— start EXTRACTED RECORDS —

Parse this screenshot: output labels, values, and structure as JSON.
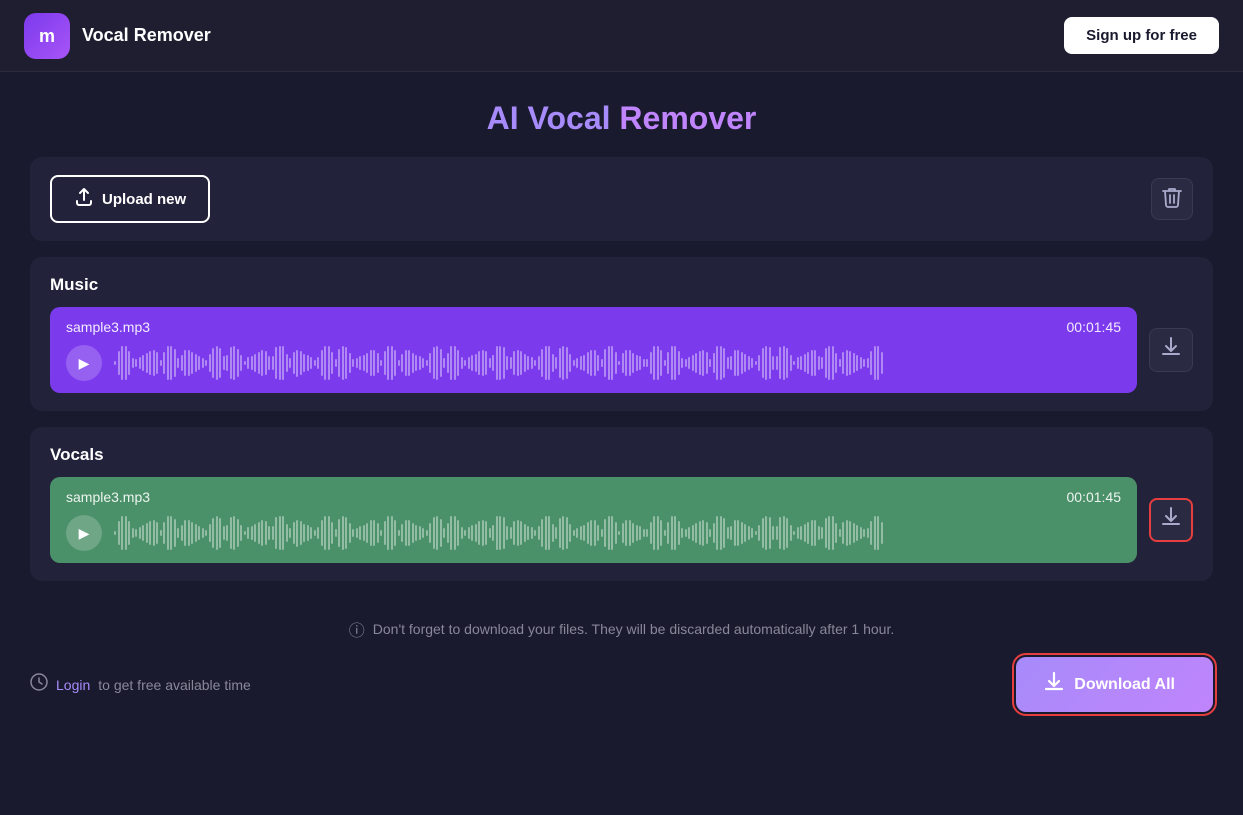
{
  "header": {
    "logo_letter": "m",
    "app_title": "Vocal Remover",
    "signup_label": "Sign up for free"
  },
  "page": {
    "title_ai": "AI",
    "title_vocal": "Vocal",
    "title_remover": "Remover"
  },
  "toolbar": {
    "upload_label": "Upload new",
    "delete_label": "🗑"
  },
  "music_section": {
    "label": "Music",
    "filename": "sample3.mp3",
    "duration": "00:01:45",
    "download_label": "⬇"
  },
  "vocals_section": {
    "label": "Vocals",
    "filename": "sample3.mp3",
    "duration": "00:01:45",
    "download_label": "⬇"
  },
  "notice": {
    "text": "Don't forget to download your files. They will be discarded automatically after 1 hour."
  },
  "footer": {
    "login_prefix": "",
    "login_link": "Login",
    "login_suffix": "to get free available time",
    "download_all_label": "Download All"
  }
}
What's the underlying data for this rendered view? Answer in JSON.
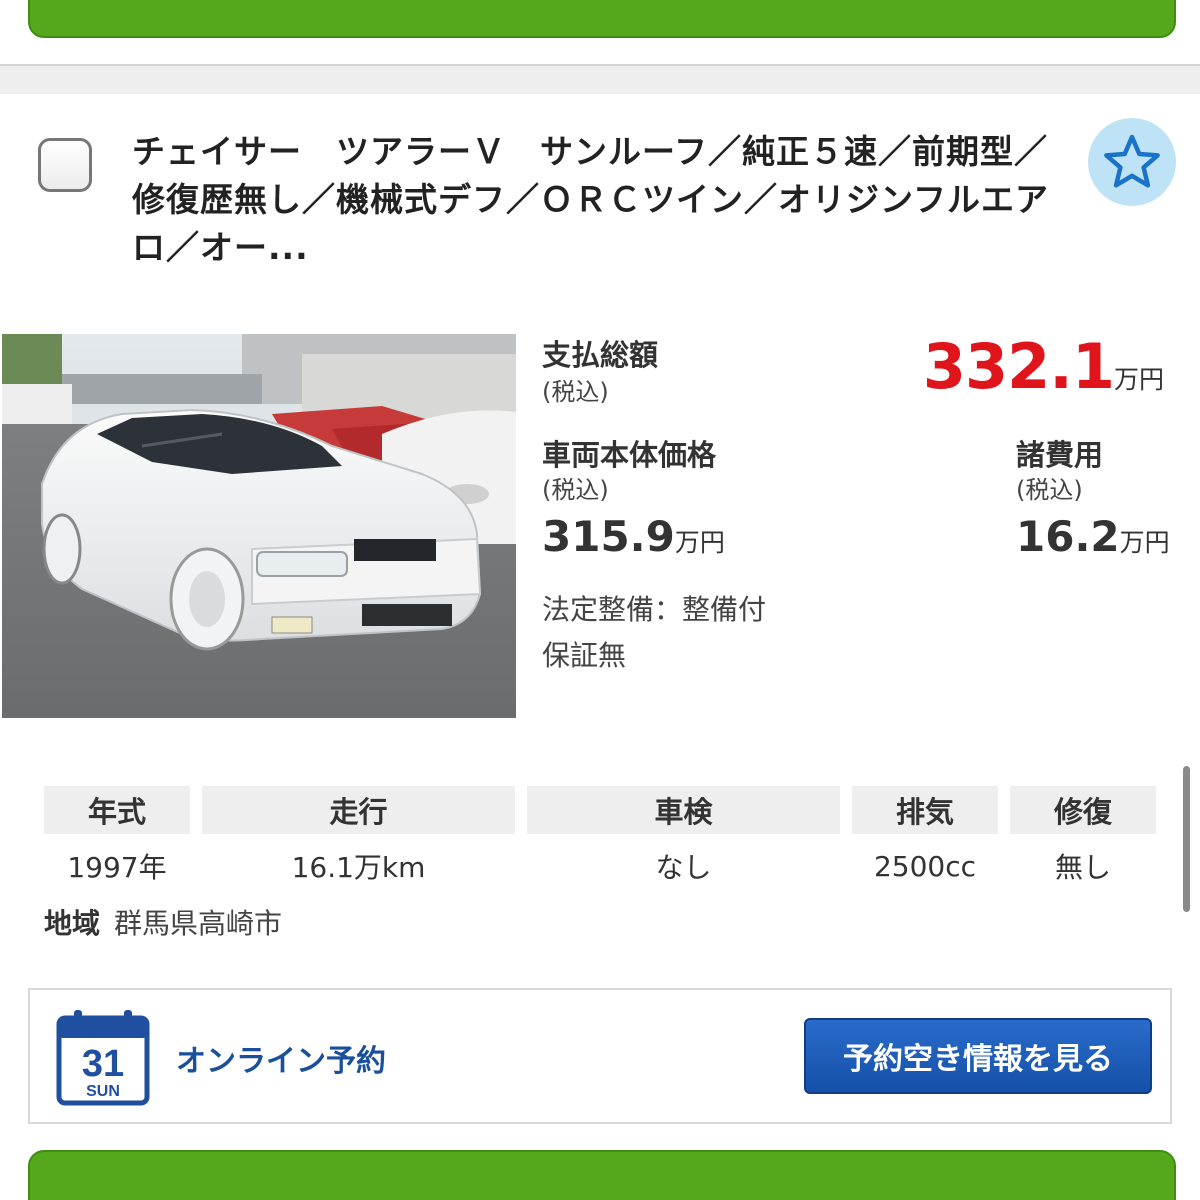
{
  "listing": {
    "title": "チェイサー　ツアラーＶ　サンルーフ／純正５速／前期型／修復歴無し／機械式デフ／ＯＲＣツイン／オリジンフルエアロ／オー..."
  },
  "pricing": {
    "total_label": "支払総額",
    "total_sub": "(税込)",
    "total_value": "332.1",
    "total_unit": "万円",
    "body_label": "車両本体価格",
    "body_sub": "(税込)",
    "body_value": "315.9",
    "body_unit": "万円",
    "fee_label": "諸費用",
    "fee_sub": "(税込)",
    "fee_value": "16.2",
    "fee_unit": "万円",
    "inspection_note": "法定整備：整備付",
    "warranty_note": "保証無"
  },
  "specs": {
    "headers": [
      "年式",
      "走行",
      "車検",
      "排気",
      "修復"
    ],
    "values": [
      "1997年",
      "16.1万km",
      "なし",
      "2500cc",
      "無し"
    ]
  },
  "region": {
    "label": "地域",
    "value": "群馬県高崎市"
  },
  "reservation": {
    "calendar_day": "31",
    "calendar_weekday": "SUN",
    "label": "オンライン予約",
    "button": "予約空き情報を見る"
  },
  "colors": {
    "price_red": "#e0141b",
    "green_button": "#55a81c",
    "blue_button": "#1a5fc0",
    "star_bg": "#bfe3f6",
    "star": "#1a73c9"
  },
  "icons": {
    "favorite": "star-icon",
    "calendar": "calendar-icon"
  }
}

— end EXTRACTED RECORDS —

# WHAT TO WORK ON
Which lines hold the string "JSON"? Copy all of them from the data above.

# THE RESULT
Parse this screenshot: output labels, values, and structure as JSON.
What's the underlying data for this rendered view? Answer in JSON.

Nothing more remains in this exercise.